_Stored data:_
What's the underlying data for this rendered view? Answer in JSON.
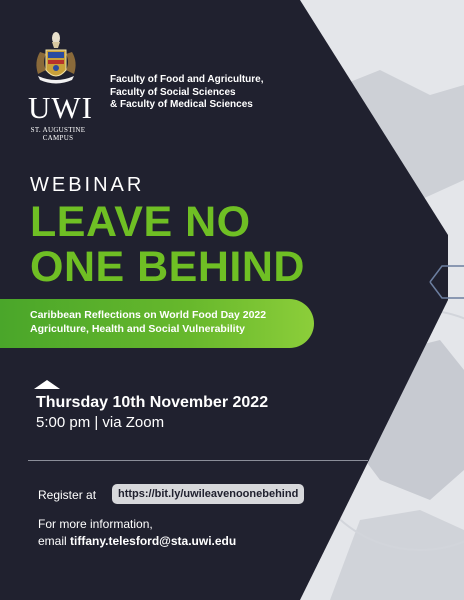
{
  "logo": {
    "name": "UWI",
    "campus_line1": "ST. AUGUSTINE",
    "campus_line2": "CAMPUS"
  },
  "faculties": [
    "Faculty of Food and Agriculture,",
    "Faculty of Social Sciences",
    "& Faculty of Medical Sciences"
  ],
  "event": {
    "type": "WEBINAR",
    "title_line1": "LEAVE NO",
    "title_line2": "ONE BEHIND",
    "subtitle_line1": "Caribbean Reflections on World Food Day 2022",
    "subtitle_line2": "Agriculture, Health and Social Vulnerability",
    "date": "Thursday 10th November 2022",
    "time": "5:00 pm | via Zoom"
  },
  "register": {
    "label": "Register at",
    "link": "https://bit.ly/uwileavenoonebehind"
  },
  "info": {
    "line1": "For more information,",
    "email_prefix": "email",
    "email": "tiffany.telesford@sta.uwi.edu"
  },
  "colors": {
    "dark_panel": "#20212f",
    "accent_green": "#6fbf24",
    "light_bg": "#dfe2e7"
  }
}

--

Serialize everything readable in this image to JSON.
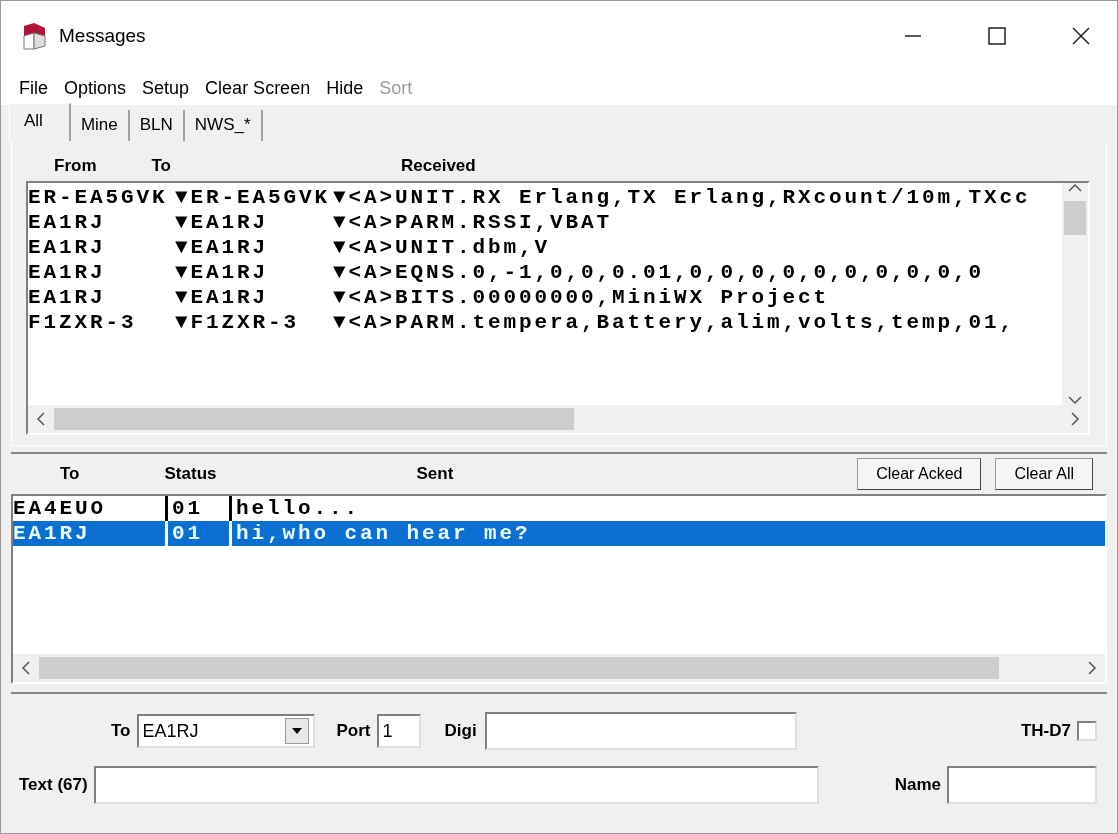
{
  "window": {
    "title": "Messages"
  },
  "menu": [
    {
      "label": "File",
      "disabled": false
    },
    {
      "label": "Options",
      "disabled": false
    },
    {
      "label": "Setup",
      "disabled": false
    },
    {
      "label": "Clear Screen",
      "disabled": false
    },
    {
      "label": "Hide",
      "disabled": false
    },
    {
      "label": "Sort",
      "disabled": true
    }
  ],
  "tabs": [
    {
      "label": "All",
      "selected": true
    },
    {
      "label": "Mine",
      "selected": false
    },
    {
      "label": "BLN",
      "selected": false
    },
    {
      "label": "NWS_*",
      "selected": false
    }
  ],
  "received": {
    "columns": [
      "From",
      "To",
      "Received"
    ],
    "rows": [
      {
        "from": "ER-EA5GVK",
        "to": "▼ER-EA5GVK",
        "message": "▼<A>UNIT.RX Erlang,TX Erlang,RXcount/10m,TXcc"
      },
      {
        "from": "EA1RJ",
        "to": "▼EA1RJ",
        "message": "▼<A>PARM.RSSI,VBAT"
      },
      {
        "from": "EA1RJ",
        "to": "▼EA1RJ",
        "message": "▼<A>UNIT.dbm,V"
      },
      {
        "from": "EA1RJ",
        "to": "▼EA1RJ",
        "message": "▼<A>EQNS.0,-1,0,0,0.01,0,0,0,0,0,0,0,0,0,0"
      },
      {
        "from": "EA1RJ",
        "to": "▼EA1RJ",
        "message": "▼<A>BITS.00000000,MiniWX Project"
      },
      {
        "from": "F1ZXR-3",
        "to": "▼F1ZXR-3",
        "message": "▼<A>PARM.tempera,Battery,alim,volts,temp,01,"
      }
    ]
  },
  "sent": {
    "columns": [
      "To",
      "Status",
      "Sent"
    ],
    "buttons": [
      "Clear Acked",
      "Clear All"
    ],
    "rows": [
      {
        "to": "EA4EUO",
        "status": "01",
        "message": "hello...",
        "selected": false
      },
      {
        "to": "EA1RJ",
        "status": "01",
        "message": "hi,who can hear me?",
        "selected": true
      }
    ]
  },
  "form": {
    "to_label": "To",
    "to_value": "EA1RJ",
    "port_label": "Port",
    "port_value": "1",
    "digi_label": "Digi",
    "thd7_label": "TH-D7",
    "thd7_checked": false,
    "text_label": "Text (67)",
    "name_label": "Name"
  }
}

_INSTRUCTIONS TO FOLLOW:_
Only lines that contain the word "true" are wanted; copy each of them.

_FINISHED EXERCISE:_
      "disabled": true
      "selected": true
        "selected": true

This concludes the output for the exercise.